Challenge –
Locate the string "JSON" in the listing below. Copy every line where it is found.

Figure dataset records
——
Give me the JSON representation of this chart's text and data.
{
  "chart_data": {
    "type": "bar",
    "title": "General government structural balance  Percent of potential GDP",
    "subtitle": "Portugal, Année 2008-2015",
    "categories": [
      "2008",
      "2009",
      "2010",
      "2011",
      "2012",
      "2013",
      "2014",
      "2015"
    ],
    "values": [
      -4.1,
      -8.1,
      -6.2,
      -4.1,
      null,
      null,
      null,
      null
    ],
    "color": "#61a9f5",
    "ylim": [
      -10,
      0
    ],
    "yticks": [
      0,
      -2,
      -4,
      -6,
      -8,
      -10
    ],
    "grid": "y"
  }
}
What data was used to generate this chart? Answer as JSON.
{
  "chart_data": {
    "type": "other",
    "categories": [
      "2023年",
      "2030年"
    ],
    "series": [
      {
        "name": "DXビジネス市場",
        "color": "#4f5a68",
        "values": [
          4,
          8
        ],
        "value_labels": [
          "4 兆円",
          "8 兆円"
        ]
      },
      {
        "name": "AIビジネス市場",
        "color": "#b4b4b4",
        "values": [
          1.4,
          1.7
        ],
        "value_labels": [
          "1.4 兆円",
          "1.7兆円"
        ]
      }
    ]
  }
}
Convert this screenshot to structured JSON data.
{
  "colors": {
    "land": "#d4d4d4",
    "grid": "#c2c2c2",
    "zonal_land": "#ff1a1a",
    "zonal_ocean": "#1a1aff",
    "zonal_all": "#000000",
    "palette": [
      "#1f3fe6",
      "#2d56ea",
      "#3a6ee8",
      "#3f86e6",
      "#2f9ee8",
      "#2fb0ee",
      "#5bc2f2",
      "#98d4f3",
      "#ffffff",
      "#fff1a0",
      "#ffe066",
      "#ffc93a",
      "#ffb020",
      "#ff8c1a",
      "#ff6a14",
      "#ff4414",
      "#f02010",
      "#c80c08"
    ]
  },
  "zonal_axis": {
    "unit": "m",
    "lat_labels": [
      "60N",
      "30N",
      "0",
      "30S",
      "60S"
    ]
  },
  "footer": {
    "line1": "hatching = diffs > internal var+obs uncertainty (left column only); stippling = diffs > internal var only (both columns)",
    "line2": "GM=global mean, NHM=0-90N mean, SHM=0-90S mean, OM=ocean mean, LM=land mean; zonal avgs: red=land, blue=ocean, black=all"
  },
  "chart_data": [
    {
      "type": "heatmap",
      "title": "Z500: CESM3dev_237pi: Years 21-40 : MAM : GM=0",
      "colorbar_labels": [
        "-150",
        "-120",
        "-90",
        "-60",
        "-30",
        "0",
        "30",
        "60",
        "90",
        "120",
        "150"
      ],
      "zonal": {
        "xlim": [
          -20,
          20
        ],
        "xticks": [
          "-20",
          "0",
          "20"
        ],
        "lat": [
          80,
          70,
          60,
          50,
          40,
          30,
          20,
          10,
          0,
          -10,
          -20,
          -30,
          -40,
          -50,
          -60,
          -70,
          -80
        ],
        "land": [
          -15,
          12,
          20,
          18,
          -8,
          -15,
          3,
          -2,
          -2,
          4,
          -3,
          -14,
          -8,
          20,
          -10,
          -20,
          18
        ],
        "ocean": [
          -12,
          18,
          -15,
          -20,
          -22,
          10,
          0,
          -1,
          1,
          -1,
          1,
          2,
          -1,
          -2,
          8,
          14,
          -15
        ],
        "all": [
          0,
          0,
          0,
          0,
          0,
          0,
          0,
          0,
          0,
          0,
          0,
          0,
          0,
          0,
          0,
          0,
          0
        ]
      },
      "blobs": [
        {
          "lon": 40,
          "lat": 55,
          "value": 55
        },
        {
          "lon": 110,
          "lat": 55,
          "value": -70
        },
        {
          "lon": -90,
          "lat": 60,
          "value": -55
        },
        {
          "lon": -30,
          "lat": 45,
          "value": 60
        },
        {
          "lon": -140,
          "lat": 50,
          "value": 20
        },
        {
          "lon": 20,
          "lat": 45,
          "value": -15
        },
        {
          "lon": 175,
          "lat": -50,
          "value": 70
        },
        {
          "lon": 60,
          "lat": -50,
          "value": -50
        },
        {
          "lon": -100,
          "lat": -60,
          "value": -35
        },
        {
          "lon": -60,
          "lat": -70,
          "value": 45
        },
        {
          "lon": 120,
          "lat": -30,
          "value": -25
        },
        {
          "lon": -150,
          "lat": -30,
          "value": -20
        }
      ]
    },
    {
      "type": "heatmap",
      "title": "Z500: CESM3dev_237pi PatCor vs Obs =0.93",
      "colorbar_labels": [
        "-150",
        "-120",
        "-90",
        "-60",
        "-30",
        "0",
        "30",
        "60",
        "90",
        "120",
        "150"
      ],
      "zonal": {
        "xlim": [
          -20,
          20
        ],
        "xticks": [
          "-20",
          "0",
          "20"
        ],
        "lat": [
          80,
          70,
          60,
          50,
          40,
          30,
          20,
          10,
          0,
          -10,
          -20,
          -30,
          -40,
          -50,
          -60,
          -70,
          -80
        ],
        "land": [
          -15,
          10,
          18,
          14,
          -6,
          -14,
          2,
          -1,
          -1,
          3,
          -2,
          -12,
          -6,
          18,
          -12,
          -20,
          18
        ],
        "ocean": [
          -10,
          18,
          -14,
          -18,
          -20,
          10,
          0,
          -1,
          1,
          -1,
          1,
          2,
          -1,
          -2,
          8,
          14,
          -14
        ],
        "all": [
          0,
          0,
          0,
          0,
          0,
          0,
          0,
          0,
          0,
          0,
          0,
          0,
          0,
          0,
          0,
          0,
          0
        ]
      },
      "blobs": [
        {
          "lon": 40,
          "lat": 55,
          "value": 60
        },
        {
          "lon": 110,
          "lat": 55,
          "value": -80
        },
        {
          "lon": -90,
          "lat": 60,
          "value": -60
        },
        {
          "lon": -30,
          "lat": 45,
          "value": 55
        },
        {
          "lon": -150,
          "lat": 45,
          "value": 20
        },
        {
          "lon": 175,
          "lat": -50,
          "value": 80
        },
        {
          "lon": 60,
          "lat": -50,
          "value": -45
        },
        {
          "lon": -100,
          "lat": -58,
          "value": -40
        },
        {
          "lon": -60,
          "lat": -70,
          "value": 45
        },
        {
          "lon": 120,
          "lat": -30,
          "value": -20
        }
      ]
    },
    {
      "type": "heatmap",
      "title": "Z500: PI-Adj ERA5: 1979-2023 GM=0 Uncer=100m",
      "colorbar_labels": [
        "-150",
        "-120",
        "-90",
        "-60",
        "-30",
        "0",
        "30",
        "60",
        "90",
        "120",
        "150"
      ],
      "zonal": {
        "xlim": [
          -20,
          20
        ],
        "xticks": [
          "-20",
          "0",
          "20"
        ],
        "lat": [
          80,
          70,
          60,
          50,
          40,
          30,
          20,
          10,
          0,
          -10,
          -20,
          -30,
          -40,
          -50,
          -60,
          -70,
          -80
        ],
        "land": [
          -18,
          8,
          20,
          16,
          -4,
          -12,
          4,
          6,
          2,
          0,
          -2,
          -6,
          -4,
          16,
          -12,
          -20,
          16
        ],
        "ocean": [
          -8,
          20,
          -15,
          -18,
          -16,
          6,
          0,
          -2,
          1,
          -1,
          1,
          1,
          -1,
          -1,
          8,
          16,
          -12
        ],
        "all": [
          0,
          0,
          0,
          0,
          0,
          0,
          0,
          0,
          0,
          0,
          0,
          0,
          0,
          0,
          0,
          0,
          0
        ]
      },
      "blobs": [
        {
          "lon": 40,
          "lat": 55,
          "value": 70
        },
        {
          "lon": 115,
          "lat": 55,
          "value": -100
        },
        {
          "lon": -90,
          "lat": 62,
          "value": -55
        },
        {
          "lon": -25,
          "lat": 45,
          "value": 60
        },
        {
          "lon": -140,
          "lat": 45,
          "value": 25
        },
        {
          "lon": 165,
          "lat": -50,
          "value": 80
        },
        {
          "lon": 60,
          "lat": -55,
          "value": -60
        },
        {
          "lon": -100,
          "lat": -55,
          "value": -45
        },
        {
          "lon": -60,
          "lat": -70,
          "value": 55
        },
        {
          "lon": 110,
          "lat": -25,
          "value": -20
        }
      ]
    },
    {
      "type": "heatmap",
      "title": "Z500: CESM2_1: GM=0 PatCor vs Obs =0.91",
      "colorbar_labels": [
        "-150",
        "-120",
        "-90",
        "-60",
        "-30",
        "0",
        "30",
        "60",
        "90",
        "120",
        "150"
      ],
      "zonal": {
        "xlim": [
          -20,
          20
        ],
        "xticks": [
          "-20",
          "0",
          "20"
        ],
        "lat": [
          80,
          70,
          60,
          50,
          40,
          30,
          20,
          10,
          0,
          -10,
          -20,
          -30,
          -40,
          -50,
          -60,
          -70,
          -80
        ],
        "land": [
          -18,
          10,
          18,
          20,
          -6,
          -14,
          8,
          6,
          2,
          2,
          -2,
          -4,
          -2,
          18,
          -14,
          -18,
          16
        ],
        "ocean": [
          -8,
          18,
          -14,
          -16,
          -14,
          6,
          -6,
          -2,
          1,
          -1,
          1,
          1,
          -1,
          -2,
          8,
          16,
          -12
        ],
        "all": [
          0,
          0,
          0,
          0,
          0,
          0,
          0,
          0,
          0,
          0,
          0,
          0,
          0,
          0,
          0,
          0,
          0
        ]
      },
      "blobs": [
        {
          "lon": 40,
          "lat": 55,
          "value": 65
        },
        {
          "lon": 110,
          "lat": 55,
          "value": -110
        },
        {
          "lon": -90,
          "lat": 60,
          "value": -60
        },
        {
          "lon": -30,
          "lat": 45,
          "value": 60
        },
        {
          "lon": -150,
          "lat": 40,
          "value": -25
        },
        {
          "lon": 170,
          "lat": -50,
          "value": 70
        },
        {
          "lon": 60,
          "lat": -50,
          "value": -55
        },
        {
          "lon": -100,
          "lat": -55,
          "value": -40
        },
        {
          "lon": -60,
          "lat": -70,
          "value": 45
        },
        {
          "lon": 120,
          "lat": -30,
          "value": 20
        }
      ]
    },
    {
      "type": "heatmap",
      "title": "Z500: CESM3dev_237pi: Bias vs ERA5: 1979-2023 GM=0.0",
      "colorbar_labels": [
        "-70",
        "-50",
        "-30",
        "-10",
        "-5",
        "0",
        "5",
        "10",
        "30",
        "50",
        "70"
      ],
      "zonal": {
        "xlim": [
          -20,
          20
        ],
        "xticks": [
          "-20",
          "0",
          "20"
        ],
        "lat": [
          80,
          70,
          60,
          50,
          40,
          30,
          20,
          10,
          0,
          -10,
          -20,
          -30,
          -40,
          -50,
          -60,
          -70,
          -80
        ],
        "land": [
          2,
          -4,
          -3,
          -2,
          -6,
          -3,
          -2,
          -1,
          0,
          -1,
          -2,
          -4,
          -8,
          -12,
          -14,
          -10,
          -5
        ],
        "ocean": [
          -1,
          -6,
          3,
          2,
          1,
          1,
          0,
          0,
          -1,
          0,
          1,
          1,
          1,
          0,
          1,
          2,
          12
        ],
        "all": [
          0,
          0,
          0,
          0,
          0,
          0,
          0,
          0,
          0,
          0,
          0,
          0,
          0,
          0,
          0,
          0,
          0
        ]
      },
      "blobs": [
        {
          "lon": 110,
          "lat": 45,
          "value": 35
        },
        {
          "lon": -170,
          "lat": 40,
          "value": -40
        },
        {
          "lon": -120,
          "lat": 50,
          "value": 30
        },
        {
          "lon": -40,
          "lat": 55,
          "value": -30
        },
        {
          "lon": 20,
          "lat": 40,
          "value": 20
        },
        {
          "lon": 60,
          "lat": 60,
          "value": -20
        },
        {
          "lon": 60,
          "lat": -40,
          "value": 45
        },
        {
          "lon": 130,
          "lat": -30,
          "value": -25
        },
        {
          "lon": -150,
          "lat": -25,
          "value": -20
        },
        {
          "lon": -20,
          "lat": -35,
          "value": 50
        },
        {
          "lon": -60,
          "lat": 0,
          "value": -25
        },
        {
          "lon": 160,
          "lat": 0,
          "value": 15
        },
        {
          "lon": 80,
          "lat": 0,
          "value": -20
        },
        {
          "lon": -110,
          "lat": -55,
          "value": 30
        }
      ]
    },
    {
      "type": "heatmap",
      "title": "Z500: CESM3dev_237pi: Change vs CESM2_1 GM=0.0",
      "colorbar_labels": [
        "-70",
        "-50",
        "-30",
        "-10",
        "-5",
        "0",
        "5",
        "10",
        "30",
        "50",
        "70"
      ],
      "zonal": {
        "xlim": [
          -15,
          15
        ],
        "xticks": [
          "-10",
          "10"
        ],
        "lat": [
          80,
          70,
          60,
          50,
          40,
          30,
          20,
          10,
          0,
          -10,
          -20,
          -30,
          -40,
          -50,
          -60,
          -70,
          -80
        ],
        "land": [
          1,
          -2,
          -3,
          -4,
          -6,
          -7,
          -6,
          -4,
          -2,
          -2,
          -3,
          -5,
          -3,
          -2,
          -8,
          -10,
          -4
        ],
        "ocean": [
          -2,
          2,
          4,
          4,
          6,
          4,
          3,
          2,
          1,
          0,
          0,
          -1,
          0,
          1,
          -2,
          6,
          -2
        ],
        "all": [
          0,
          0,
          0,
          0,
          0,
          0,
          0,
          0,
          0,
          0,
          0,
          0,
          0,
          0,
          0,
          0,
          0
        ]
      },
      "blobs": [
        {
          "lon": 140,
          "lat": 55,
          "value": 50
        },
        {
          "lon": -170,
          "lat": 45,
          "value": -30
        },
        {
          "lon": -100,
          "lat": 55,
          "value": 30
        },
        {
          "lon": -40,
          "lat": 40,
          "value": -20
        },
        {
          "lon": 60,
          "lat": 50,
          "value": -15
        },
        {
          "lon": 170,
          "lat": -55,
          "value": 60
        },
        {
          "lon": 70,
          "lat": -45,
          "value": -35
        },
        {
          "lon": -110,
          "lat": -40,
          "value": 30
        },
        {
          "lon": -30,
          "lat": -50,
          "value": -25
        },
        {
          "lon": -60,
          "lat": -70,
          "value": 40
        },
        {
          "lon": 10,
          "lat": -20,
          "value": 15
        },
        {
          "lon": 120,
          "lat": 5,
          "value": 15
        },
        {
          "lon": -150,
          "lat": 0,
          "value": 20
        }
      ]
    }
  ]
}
——
Finished task –
Give me the JSON representation of this chart's text and data.
What data was used to generate this chart? Answer as JSON.
Convert this screenshot to structured JSON data.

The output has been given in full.